Challenge:
Reproduce each line of the material exactly, minus any picture.

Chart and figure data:
^^^^

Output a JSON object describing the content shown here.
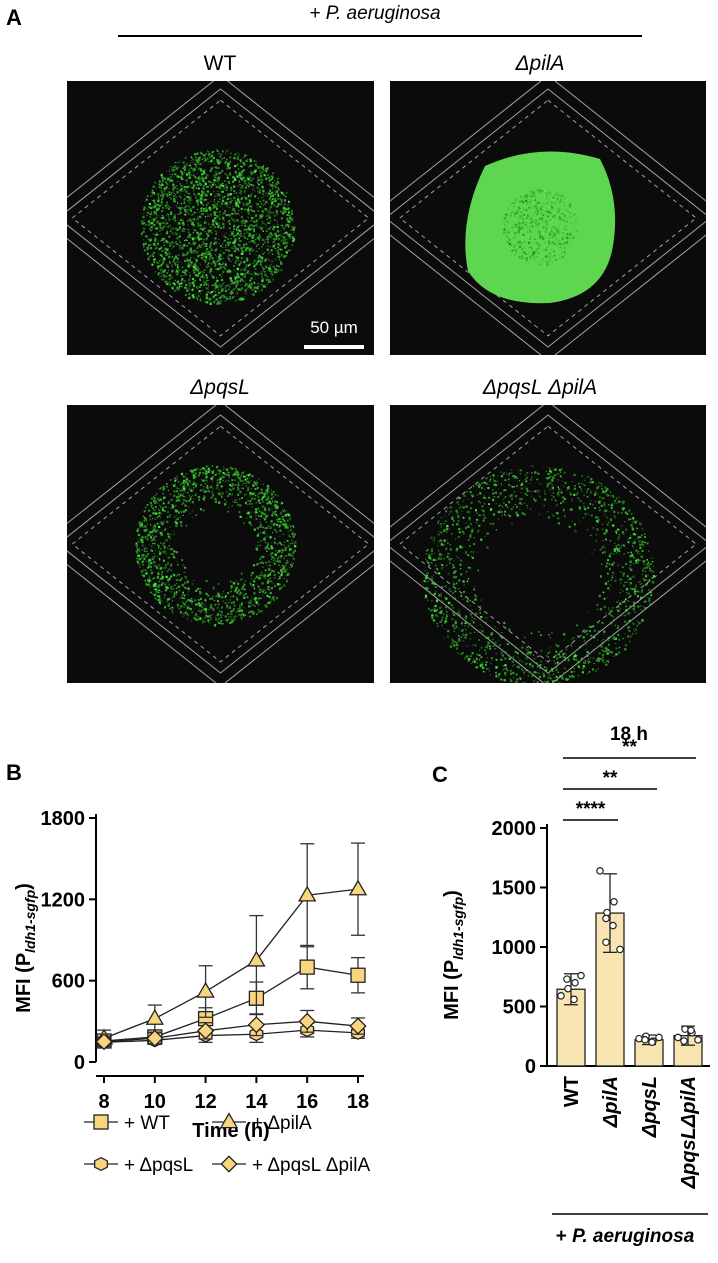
{
  "panel_a": {
    "letter": "A",
    "condition": "+ P. aeruginosa",
    "panels": [
      {
        "label": "WT",
        "italic": false
      },
      {
        "label": "ΔpilA",
        "italic": true
      },
      {
        "label": "ΔpqsL",
        "italic": true
      },
      {
        "label": "ΔpqsL ΔpilA",
        "italic": true
      }
    ],
    "scale_bar": "50 µm"
  },
  "chart_data": [
    {
      "panel": "B",
      "type": "line",
      "xlabel": "Time (h)",
      "ylabel": "MFI (P",
      "ylabel_sub": "ldh1-sgfp",
      "ylabel_close": ")",
      "x": [
        8,
        10,
        12,
        14,
        16,
        18
      ],
      "xticks": [
        "8",
        "10",
        "12",
        "14",
        "16",
        "18"
      ],
      "yticks": [
        "0",
        "600",
        "1200",
        "1800"
      ],
      "ylim": [
        0,
        1800
      ],
      "xlim": [
        8,
        18
      ],
      "series": [
        {
          "name": "+ WT",
          "marker": "square",
          "values": [
            155,
            185,
            320,
            470,
            700,
            640
          ],
          "err": [
            40,
            50,
            80,
            120,
            160,
            130
          ]
        },
        {
          "name": "+ ΔpilA",
          "marker": "triangle",
          "values": [
            175,
            320,
            520,
            750,
            1230,
            1275
          ],
          "err": [
            60,
            100,
            190,
            330,
            380,
            340
          ]
        },
        {
          "name": "+ ΔpqsL",
          "marker": "hexagon",
          "values": [
            145,
            160,
            195,
            205,
            235,
            215
          ],
          "err": [
            30,
            30,
            50,
            60,
            50,
            40
          ]
        },
        {
          "name": "+ ΔpqsL ΔpilA",
          "marker": "diamond",
          "values": [
            150,
            175,
            230,
            275,
            300,
            265
          ],
          "err": [
            35,
            40,
            60,
            80,
            80,
            60
          ]
        }
      ],
      "colors": {
        "fill": "#f8d57e",
        "edge": "#222222"
      }
    },
    {
      "panel": "C",
      "type": "bar",
      "title": "18 h",
      "ylabel": "MFI (P",
      "ylabel_sub": "ldh1-sgfp",
      "ylabel_close": ")",
      "categories": [
        "WT",
        "ΔpilA",
        "ΔpqsL",
        "ΔpqsLΔpilA"
      ],
      "values": [
        645,
        1285,
        220,
        255
      ],
      "err": [
        130,
        330,
        40,
        80
      ],
      "points": [
        [
          590,
          650,
          700,
          730,
          560,
          760
        ],
        [
          1640,
          1290,
          1380,
          1240,
          1180,
          980,
          1040
        ],
        [
          230,
          250,
          210,
          220,
          200,
          240
        ],
        [
          240,
          310,
          280,
          210,
          300,
          220
        ]
      ],
      "ylim": [
        0,
        2000
      ],
      "yticks": [
        "0",
        "500",
        "1000",
        "1500",
        "2000"
      ],
      "significance": [
        {
          "from": 0,
          "to": 1,
          "label": "****"
        },
        {
          "from": 0,
          "to": 2,
          "label": "**"
        },
        {
          "from": 0,
          "to": 3,
          "label": "**"
        }
      ],
      "group_label": "+ P. aeruginosa",
      "colors": {
        "fill": "#f8e4b0",
        "edge": "#222222"
      }
    }
  ]
}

^^^^

Written answer:
Output a JSON object describing the content shown here.
{
  "panel_a": {
    "letter": "A",
    "condition": "+ P. aeruginosa",
    "panels": [
      {
        "label": "WT",
        "italic": false
      },
      {
        "label": "ΔpilA",
        "italic": true
      },
      {
        "label": "ΔpqsL",
        "italic": true
      },
      {
        "label": "ΔpqsL ΔpilA",
        "italic": true
      }
    ],
    "scale_bar": "50 µm"
  },
  "chart_data": [
    {
      "panel": "B",
      "type": "line",
      "xlabel": "Time (h)",
      "ylabel": "MFI (P",
      "ylabel_sub": "ldh1-sgfp",
      "ylabel_close": ")",
      "x": [
        8,
        10,
        12,
        14,
        16,
        18
      ],
      "xticks": [
        "8",
        "10",
        "12",
        "14",
        "16",
        "18"
      ],
      "yticks": [
        "0",
        "600",
        "1200",
        "1800"
      ],
      "ylim": [
        0,
        1800
      ],
      "xlim": [
        8,
        18
      ],
      "series": [
        {
          "name": "+ WT",
          "marker": "square",
          "values": [
            155,
            185,
            320,
            470,
            700,
            640
          ],
          "err": [
            40,
            50,
            80,
            120,
            160,
            130
          ]
        },
        {
          "name": "+ ΔpilA",
          "marker": "triangle",
          "values": [
            175,
            320,
            520,
            750,
            1230,
            1275
          ],
          "err": [
            60,
            100,
            190,
            330,
            380,
            340
          ]
        },
        {
          "name": "+ ΔpqsL",
          "marker": "hexagon",
          "values": [
            145,
            160,
            195,
            205,
            235,
            215
          ],
          "err": [
            30,
            30,
            50,
            60,
            50,
            40
          ]
        },
        {
          "name": "+ ΔpqsL ΔpilA",
          "marker": "diamond",
          "values": [
            150,
            175,
            230,
            275,
            300,
            265
          ],
          "err": [
            35,
            40,
            60,
            80,
            80,
            60
          ]
        }
      ],
      "colors": {
        "fill": "#f8d57e",
        "edge": "#222222"
      }
    },
    {
      "panel": "C",
      "type": "bar",
      "title": "18 h",
      "ylabel": "MFI (P",
      "ylabel_sub": "ldh1-sgfp",
      "ylabel_close": ")",
      "categories": [
        "WT",
        "ΔpilA",
        "ΔpqsL",
        "ΔpqsLΔpilA"
      ],
      "values": [
        645,
        1285,
        220,
        255
      ],
      "err": [
        130,
        330,
        40,
        80
      ],
      "points": [
        [
          590,
          650,
          700,
          730,
          560,
          760
        ],
        [
          1640,
          1290,
          1380,
          1240,
          1180,
          980,
          1040
        ],
        [
          230,
          250,
          210,
          220,
          200,
          240
        ],
        [
          240,
          310,
          280,
          210,
          300,
          220
        ]
      ],
      "ylim": [
        0,
        2000
      ],
      "yticks": [
        "0",
        "500",
        "1000",
        "1500",
        "2000"
      ],
      "significance": [
        {
          "from": 0,
          "to": 1,
          "label": "****"
        },
        {
          "from": 0,
          "to": 2,
          "label": "**"
        },
        {
          "from": 0,
          "to": 3,
          "label": "**"
        }
      ],
      "group_label": "+ P. aeruginosa",
      "colors": {
        "fill": "#f8e4b0",
        "edge": "#222222"
      }
    }
  ]
}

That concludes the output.